▸ **PROVIDED PASSAGE**
* start *
Figure 3: Examples of visualizations: a) legal stage, b) hierarchy of legal sources, c) trial as a ping-pong process with a court, d) legal institution such as a sales contract, e) thesaurus/ontology, f) legal framing, g) granularity entities, h) analogy of methods in Begriffsjurisprudenz and legal ontologies

[15]
We treat each visualization in Figure 3 as a graphical representation of a concept in law (bildliche Darstellung von eine Figur in Recht). Thus, a graphical concept in law would supplement a verbal concept in law. In linguistics and semiotics, supplementing a figure of speech such a metaphor, e.g. the metaphor of a bridge, with a visualization would be similar.

5.

Term «Situational Visualization» in Computing ^

[16]
The term «situational visualization» is also used in computing. For example, Krum et al. [2001] introduce a style of visualization called Situational Visualization in augmented and virtual reality systems. They note that «[m]any tasks require a detailed knowledge of the local environment as well as an awareness of rapidly changing and interacting events. This awareness is termed situational awareness or situation awareness.» [Krum et al. 2001, 143] They quote Endsley [1988, 792] for a formal definition of situation awareness: «Situation Awareness is the perception of the elements in the environment within a volume of time and space, the comprehension of their meaning, and the projection of their status in the near future.» Krum et al. [2001] note that «this type of spatio-temporal knowledge awareness is important in many tasks, including… law enforcement».
[17]
Legal machine or an expert system? Complete understanding of a situation is a prerequisite for the design of a legal machine which governs the situation. A legal machine can be defined as a machine whose actions have legal importance and legal consequences. Legal machines are legal actors capable of triggering institutional facts. Legal machines distribute permissions and obligations. An example is a traffic light, which distributes permission to cross the road. The simpler the situation, the simpler is the legal machine, for instance, an automatic barrier to a parking lot.

6.

Situation versus Case ^

[18]
In a study of situational visualization, the concept of the situation is of primary importance. Our thesis is that the situation dominates in a legal machine, whereas the case dominates in an expert system. The success of a legal machine is determined by the situation to be governed. In the implementation, open texture and nondeterminism are minimised. Examples of successful legal machines are traffic lights, road radars and car parking barriers. A legal machine in a complicated situation risks taking a wrong action, for example, a decision-making machine in a highly bureaucratic domain.
* end *
▸ **DATA PROVIDED**
* start *
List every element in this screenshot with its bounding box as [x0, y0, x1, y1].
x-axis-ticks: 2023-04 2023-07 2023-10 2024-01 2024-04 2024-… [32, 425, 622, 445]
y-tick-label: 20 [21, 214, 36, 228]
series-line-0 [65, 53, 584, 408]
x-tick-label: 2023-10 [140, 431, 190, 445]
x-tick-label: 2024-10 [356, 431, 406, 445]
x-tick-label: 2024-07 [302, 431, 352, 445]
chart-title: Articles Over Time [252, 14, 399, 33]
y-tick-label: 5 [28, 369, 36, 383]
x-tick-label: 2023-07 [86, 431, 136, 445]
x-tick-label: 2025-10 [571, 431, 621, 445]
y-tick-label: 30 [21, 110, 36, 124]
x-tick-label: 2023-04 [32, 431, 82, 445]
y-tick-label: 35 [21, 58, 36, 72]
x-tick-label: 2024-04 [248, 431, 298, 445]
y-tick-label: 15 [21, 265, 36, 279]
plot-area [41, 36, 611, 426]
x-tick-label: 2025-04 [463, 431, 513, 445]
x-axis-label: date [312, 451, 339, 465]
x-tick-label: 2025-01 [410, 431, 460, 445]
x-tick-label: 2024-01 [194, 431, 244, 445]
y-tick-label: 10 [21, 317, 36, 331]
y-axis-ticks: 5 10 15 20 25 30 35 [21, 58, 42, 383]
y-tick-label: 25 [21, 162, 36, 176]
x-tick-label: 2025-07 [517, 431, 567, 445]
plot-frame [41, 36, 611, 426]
* end *
▸ **STATED GOAL A**
Name every example of a visualization that the Figure 3 caption in the passage on situational visualization in law lists.
▸ **STATED GOAL B**
In the passage on situational visualization in law, how is a legal machine defined?
▸ **STATED GOAL C**
Continue the passage on situational visualization in law from its last sentence.

▸ **FINAL ANSWER A**
1. Legal stage
2. Hierarchy of legal sources
3. Trial as a ping-pong process with a court
4. Legal institution such as a sales contract
5. Thesaurus/ontology
6. Legal framing
7. Granularity entities
8. Analogy of methods in Begriffsjurisprudenz and legal ontologies

▸ **FINAL ANSWER B**
A legal machine is a machine whose actions have legal importance and legal consequences.

▸ **FINAL ANSWER C**
[19]
Further, we follow our earlier study «situation versus case» [Čyras/Lachmayer 2013]. Situations and cases can be attributed with different methods of legal informatics. A situation stands for a type of behaviour, and a case stands for an instance. Situations are governed primarily by the principle: «Roles, not rules.» An example of a situation is a crossroad description (Figure 4). The roles comprise pedestrians and different types of drivers (car, bus, ambulance, etc.). The description of the situation constitutes part of the situation’s teleology.

Figure 4: Situation vs. case in situative jurisprudence

[20]

Situations and cases are characterised differently:

  1. Type. A situation constitutes a generic behaviour pattern, whereas a case – a concrete one.
  2. Ex-ante/ex-post. A situation is related with ex-ante analysis, whereas a case – with ex-post.
  3. Time. A situation concerns the future, whereas a case – the past.
  4. Alternatives. In a situation, alternatives are possible, and this is essential. There are no alternatives in a case. A concrete past behaviour is concerned. However, alternatives can appear in hypothetical evaluations, such as «Should the actors perform another manoeuvre, the accident would not happen.»
  5. Language. Situations have no language at all.
    1. A situation is mentally – visually, acoustically, sensibly – interpreted. Suppose a driver is in a crossroad. A mental language is non-textual and non-professional. Sensual (visual, aural, etc.) comprehension dominates, and textual descriptions appear on the periphery. Hence, a situational language is non-professional. A communication language does not need to be textual; cf. gestures. Therefore, a situational language is loosened and differs from case languages.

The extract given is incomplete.